→ **Exercise materials**:
■ ■ ■

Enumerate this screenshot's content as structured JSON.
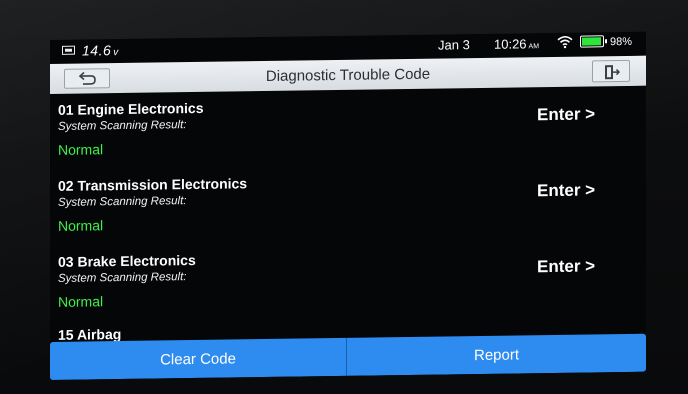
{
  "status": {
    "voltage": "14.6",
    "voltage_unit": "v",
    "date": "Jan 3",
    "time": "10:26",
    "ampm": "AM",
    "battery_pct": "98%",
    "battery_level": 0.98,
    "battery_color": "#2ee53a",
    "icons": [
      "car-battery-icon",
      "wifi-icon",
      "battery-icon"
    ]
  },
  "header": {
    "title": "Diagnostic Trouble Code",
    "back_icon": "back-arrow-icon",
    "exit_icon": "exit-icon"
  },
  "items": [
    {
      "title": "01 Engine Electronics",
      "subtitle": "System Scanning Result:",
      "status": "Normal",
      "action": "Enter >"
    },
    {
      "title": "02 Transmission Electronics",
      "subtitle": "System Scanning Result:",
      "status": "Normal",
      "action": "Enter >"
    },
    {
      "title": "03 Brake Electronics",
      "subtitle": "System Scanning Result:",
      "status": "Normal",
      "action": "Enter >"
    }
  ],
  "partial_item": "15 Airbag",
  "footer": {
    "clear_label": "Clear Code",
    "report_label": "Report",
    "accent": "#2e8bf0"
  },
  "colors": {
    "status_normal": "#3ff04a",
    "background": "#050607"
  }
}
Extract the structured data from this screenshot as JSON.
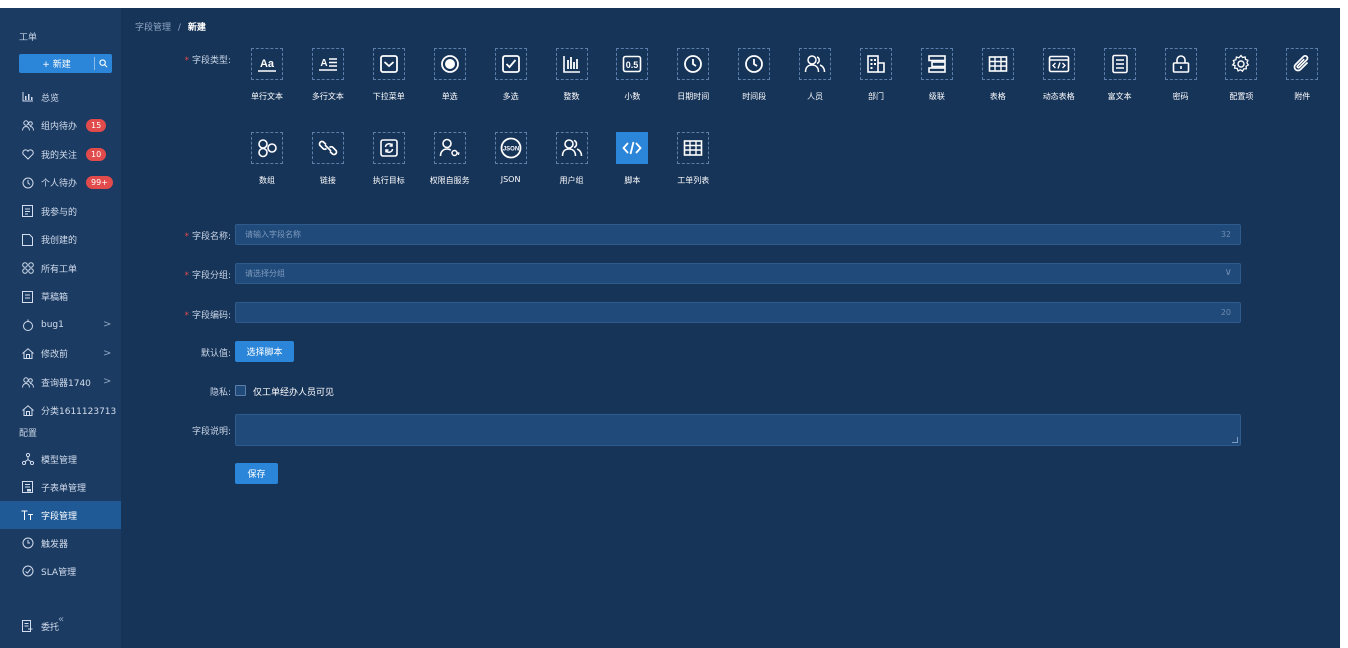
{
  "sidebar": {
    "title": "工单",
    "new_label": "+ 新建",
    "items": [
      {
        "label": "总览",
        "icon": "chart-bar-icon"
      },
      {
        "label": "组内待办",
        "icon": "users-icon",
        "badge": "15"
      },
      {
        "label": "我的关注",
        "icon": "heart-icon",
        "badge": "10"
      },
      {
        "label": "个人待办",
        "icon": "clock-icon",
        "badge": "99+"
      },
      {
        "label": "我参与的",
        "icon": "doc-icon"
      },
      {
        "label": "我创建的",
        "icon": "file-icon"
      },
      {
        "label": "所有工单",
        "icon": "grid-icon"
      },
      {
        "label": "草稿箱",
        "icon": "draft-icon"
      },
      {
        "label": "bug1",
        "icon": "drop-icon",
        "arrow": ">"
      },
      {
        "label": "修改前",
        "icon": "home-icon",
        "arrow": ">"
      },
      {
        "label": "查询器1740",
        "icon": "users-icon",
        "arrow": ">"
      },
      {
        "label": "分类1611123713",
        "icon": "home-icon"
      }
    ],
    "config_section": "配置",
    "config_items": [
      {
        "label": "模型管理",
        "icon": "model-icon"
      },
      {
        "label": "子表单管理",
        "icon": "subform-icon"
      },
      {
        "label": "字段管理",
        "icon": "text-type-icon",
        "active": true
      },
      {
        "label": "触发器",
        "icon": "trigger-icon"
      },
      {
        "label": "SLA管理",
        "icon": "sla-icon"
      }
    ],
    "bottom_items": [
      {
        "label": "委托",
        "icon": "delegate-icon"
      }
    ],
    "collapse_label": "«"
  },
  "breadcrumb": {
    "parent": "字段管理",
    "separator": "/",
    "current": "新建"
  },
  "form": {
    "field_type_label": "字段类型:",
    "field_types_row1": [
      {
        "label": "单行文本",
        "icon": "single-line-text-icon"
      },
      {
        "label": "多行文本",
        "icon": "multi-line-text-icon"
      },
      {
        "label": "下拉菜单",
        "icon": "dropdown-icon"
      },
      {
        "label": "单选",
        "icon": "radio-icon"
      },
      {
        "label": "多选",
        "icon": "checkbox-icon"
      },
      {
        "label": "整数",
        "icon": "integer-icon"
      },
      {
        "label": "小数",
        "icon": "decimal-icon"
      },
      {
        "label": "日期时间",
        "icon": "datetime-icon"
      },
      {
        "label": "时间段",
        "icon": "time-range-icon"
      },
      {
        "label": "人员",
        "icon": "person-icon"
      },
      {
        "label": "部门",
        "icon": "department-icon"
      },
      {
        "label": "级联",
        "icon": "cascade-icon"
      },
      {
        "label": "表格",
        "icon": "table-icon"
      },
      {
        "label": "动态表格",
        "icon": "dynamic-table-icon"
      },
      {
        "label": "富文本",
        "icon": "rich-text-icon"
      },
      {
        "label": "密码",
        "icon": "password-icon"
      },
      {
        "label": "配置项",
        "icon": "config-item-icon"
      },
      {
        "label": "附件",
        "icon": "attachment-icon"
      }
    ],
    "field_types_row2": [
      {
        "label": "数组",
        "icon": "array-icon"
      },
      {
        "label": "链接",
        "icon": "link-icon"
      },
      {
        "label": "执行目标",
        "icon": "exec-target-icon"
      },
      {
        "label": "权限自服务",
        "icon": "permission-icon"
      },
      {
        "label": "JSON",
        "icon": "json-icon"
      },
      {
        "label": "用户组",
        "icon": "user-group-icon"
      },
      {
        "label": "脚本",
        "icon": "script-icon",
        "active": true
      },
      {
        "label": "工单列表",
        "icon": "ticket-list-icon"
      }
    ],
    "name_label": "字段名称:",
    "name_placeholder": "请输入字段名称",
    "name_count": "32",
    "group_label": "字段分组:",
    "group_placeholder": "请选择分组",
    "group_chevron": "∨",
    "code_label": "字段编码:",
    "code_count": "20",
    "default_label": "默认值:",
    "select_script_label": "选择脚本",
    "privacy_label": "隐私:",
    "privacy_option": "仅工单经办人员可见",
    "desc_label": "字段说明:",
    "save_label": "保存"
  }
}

■ ■ ■

→ **Directive**: Omit the pictures, and quote the material above exactly as given.

→ **Task solution**:
Enumerate this screenshot's content as structured JSON.
{
  "status": {
    "voltage": "14.6",
    "voltage_unit": "v",
    "date": "Jan 3",
    "time": "10:26",
    "ampm": "AM",
    "battery_pct": "98%",
    "battery_level": 0.98,
    "battery_color": "#2ee53a",
    "icons": [
      "car-battery-icon",
      "wifi-icon",
      "battery-icon"
    ]
  },
  "header": {
    "title": "Diagnostic Trouble Code",
    "back_icon": "back-arrow-icon",
    "exit_icon": "exit-icon"
  },
  "items": [
    {
      "title": "01 Engine Electronics",
      "subtitle": "System Scanning Result:",
      "status": "Normal",
      "action": "Enter >"
    },
    {
      "title": "02 Transmission Electronics",
      "subtitle": "System Scanning Result:",
      "status": "Normal",
      "action": "Enter >"
    },
    {
      "title": "03 Brake Electronics",
      "subtitle": "System Scanning Result:",
      "status": "Normal",
      "action": "Enter >"
    }
  ],
  "partial_item": "15 Airbag",
  "footer": {
    "clear_label": "Clear Code",
    "report_label": "Report",
    "accent": "#2e8bf0"
  },
  "colors": {
    "status_normal": "#3ff04a",
    "background": "#050607"
  }
}
Extract the structured data from this screenshot as JSON.
{
  "sidebar": {
    "title": "工单",
    "new_label": "+ 新建",
    "items": [
      {
        "label": "总览",
        "icon": "chart-bar-icon"
      },
      {
        "label": "组内待办",
        "icon": "users-icon",
        "badge": "15"
      },
      {
        "label": "我的关注",
        "icon": "heart-icon",
        "badge": "10"
      },
      {
        "label": "个人待办",
        "icon": "clock-icon",
        "badge": "99+"
      },
      {
        "label": "我参与的",
        "icon": "doc-icon"
      },
      {
        "label": "我创建的",
        "icon": "file-icon"
      },
      {
        "label": "所有工单",
        "icon": "grid-icon"
      },
      {
        "label": "草稿箱",
        "icon": "draft-icon"
      },
      {
        "label": "bug1",
        "icon": "drop-icon",
        "arrow": ">"
      },
      {
        "label": "修改前",
        "icon": "home-icon",
        "arrow": ">"
      },
      {
        "label": "查询器1740",
        "icon": "users-icon",
        "arrow": ">"
      },
      {
        "label": "分类1611123713",
        "icon": "home-icon"
      }
    ],
    "config_section": "配置",
    "config_items": [
      {
        "label": "模型管理",
        "icon": "model-icon"
      },
      {
        "label": "子表单管理",
        "icon": "subform-icon"
      },
      {
        "label": "字段管理",
        "icon": "text-type-icon",
        "active": true
      },
      {
        "label": "触发器",
        "icon": "trigger-icon"
      },
      {
        "label": "SLA管理",
        "icon": "sla-icon"
      }
    ],
    "bottom_items": [
      {
        "label": "委托",
        "icon": "delegate-icon"
      }
    ],
    "collapse_label": "«"
  },
  "breadcrumb": {
    "parent": "字段管理",
    "separator": "/",
    "current": "新建"
  },
  "form": {
    "field_type_label": "字段类型:",
    "field_types_row1": [
      {
        "label": "单行文本",
        "icon": "single-line-text-icon"
      },
      {
        "label": "多行文本",
        "icon": "multi-line-text-icon"
      },
      {
        "label": "下拉菜单",
        "icon": "dropdown-icon"
      },
      {
        "label": "单选",
        "icon": "radio-icon"
      },
      {
        "label": "多选",
        "icon": "checkbox-icon"
      },
      {
        "label": "整数",
        "icon": "integer-icon"
      },
      {
        "label": "小数",
        "icon": "decimal-icon"
      },
      {
        "label": "日期时间",
        "icon": "datetime-icon"
      },
      {
        "label": "时间段",
        "icon": "time-range-icon"
      },
      {
        "label": "人员",
        "icon": "person-icon"
      },
      {
        "label": "部门",
        "icon": "department-icon"
      },
      {
        "label": "级联",
        "icon": "cascade-icon"
      },
      {
        "label": "表格",
        "icon": "table-icon"
      },
      {
        "label": "动态表格",
        "icon": "dynamic-table-icon"
      },
      {
        "label": "富文本",
        "icon": "rich-text-icon"
      },
      {
        "label": "密码",
        "icon": "password-icon"
      },
      {
        "label": "配置项",
        "icon": "config-item-icon"
      },
      {
        "label": "附件",
        "icon": "attachment-icon"
      }
    ],
    "field_types_row2": [
      {
        "label": "数组",
        "icon": "array-icon"
      },
      {
        "label": "链接",
        "icon": "link-icon"
      },
      {
        "label": "执行目标",
        "icon": "exec-target-icon"
      },
      {
        "label": "权限自服务",
        "icon": "permission-icon"
      },
      {
        "label": "JSON",
        "icon": "json-icon"
      },
      {
        "label": "用户组",
        "icon": "user-group-icon"
      },
      {
        "label": "脚本",
        "icon": "script-icon",
        "active": true
      },
      {
        "label": "工单列表",
        "icon": "ticket-list-icon"
      }
    ],
    "name_label": "字段名称:",
    "name_placeholder": "请输入字段名称",
    "name_count": "32",
    "group_label": "字段分组:",
    "group_placeholder": "请选择分组",
    "group_chevron": "∨",
    "code_label": "字段编码:",
    "code_count": "20",
    "default_label": "默认值:",
    "select_script_label": "选择脚本",
    "privacy_label": "隐私:",
    "privacy_option": "仅工单经办人员可见",
    "desc_label": "字段说明:",
    "save_label": "保存"
  }
}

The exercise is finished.